* Given problem *
Check each line of the material below for "Negative", then copy the ones that contain it.

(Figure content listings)
=-=-=

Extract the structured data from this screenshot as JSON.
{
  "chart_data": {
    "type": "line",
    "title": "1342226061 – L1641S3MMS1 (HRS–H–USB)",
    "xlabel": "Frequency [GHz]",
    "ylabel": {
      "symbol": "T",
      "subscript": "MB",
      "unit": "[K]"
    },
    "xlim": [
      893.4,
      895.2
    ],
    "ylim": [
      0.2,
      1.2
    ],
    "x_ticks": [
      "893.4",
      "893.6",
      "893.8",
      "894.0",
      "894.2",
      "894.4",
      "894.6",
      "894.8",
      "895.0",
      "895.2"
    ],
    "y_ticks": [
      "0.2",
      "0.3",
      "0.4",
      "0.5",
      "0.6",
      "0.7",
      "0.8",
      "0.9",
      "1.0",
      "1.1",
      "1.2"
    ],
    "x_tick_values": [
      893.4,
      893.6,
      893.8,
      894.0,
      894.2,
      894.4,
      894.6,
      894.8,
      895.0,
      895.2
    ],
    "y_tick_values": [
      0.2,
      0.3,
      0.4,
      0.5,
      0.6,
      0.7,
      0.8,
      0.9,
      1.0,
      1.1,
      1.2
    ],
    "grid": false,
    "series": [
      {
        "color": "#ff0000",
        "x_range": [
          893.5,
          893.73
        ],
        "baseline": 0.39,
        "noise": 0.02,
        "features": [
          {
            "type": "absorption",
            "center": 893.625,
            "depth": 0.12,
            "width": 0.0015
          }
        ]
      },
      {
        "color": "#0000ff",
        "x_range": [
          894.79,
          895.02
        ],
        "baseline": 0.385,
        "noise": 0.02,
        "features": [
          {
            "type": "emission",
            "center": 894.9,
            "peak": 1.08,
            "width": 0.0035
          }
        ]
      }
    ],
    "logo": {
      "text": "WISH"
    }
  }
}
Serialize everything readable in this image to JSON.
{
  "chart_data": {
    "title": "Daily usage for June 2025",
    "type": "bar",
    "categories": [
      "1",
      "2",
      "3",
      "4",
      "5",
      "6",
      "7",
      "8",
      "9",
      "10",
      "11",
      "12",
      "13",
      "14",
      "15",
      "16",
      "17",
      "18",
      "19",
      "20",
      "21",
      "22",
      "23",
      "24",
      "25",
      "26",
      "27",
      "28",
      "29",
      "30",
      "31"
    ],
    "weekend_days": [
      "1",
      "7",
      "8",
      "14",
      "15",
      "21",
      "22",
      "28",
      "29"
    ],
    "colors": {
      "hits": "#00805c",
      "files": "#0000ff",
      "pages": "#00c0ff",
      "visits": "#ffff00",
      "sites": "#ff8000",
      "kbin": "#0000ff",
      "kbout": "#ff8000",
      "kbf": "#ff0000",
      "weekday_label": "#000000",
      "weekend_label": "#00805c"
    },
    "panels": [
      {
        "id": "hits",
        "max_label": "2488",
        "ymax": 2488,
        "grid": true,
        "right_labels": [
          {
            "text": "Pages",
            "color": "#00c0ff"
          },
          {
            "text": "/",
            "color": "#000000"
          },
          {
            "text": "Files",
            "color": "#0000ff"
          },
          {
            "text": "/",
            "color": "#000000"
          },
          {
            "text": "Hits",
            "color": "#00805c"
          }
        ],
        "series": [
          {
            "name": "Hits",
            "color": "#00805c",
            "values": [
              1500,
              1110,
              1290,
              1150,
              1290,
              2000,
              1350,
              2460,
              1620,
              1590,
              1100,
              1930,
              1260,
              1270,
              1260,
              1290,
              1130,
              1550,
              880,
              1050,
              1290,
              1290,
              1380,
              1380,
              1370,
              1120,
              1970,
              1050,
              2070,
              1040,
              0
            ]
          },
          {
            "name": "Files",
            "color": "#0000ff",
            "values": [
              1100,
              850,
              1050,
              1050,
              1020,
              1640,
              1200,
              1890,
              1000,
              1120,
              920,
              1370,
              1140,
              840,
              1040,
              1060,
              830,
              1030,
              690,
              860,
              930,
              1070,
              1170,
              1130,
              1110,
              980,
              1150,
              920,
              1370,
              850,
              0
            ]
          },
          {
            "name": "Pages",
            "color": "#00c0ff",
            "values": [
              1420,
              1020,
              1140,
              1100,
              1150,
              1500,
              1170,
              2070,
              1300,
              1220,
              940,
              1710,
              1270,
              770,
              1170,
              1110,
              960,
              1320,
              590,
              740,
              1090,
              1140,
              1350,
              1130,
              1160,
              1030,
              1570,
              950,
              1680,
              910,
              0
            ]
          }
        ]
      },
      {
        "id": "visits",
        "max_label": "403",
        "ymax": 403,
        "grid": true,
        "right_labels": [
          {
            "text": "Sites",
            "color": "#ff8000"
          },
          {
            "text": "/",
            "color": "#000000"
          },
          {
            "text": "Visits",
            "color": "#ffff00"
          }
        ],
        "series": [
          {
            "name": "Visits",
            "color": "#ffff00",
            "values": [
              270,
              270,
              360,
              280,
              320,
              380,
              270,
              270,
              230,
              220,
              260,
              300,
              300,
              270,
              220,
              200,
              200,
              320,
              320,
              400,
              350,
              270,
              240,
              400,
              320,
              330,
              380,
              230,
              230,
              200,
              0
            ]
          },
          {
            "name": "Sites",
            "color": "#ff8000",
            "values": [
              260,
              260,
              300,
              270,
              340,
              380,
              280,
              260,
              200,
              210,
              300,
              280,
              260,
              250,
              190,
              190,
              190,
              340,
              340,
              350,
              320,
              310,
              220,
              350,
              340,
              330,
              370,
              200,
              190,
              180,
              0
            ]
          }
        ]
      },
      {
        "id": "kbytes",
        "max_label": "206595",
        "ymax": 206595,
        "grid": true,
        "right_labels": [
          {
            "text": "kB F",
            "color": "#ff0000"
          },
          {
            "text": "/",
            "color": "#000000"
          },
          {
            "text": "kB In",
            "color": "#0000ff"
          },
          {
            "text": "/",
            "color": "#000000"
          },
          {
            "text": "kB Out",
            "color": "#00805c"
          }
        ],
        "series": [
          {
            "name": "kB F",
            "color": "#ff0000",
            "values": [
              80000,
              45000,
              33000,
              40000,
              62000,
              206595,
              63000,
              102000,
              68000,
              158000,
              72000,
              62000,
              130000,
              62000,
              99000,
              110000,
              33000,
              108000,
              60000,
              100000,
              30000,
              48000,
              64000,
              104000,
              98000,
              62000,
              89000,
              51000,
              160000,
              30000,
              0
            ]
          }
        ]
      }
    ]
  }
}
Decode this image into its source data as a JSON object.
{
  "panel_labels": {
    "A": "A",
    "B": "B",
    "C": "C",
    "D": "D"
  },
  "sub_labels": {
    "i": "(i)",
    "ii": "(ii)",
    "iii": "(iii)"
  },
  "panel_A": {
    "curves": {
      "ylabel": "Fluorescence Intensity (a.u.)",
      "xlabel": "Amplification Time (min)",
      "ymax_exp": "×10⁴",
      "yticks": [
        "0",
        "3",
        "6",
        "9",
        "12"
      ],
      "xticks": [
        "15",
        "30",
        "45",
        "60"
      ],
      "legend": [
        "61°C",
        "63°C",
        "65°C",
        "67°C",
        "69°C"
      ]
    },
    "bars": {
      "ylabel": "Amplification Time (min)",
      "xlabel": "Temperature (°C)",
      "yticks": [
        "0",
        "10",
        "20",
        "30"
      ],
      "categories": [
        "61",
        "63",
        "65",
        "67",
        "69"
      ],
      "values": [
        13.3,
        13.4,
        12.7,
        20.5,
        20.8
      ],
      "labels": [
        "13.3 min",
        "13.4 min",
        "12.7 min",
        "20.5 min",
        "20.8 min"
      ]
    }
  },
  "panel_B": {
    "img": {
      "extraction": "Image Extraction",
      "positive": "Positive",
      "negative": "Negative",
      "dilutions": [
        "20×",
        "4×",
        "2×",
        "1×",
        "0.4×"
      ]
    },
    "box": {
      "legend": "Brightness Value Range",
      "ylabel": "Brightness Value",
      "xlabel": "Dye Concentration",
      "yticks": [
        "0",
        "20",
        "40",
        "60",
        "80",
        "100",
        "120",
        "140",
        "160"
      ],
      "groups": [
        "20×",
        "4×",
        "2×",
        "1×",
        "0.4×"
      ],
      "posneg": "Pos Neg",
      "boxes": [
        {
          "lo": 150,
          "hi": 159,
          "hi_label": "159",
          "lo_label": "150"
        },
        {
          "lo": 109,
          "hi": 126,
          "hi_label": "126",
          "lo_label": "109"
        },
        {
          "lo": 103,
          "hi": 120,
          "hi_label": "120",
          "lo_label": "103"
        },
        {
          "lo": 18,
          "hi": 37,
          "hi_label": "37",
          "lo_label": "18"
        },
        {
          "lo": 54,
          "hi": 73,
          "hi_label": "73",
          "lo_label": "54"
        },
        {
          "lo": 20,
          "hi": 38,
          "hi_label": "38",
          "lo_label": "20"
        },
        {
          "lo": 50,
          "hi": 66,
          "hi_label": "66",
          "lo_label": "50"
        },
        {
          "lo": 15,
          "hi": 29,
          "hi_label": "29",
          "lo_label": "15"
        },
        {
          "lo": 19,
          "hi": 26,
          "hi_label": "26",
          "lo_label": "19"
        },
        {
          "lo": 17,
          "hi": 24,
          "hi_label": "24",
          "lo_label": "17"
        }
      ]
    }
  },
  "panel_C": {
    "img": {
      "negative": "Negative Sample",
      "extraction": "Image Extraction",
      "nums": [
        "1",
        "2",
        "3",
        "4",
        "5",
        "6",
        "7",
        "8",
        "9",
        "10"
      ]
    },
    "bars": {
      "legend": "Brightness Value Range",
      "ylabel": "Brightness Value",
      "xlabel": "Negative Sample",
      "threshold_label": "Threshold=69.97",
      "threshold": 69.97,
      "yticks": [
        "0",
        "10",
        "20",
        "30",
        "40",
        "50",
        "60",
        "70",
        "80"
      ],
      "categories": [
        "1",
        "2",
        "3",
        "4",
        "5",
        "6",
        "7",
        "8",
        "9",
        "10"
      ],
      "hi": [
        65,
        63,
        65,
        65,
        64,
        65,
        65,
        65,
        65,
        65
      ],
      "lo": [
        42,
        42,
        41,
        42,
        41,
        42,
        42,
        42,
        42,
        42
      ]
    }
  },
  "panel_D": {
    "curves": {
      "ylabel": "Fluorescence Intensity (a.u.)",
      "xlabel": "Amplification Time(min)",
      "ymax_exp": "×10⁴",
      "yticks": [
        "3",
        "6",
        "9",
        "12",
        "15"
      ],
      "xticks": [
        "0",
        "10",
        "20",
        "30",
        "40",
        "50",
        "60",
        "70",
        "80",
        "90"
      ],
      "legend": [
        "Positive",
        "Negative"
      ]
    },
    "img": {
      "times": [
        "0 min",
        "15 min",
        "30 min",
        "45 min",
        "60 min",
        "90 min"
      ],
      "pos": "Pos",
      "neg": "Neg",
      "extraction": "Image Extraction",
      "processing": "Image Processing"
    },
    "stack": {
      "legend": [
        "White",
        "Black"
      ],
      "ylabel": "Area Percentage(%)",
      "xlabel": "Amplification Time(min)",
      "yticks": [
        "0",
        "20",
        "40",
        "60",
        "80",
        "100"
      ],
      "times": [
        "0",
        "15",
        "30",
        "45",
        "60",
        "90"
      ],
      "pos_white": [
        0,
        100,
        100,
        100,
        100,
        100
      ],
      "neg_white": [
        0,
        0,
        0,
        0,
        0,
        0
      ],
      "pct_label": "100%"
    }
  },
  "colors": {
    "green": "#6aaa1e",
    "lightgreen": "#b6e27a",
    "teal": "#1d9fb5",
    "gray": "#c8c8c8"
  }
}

=-=-=

* Result for this exercise *
      "negative": "Negative",
      "negative": "Negative Sample",
      "xlabel": "Negative Sample",
        "Negative"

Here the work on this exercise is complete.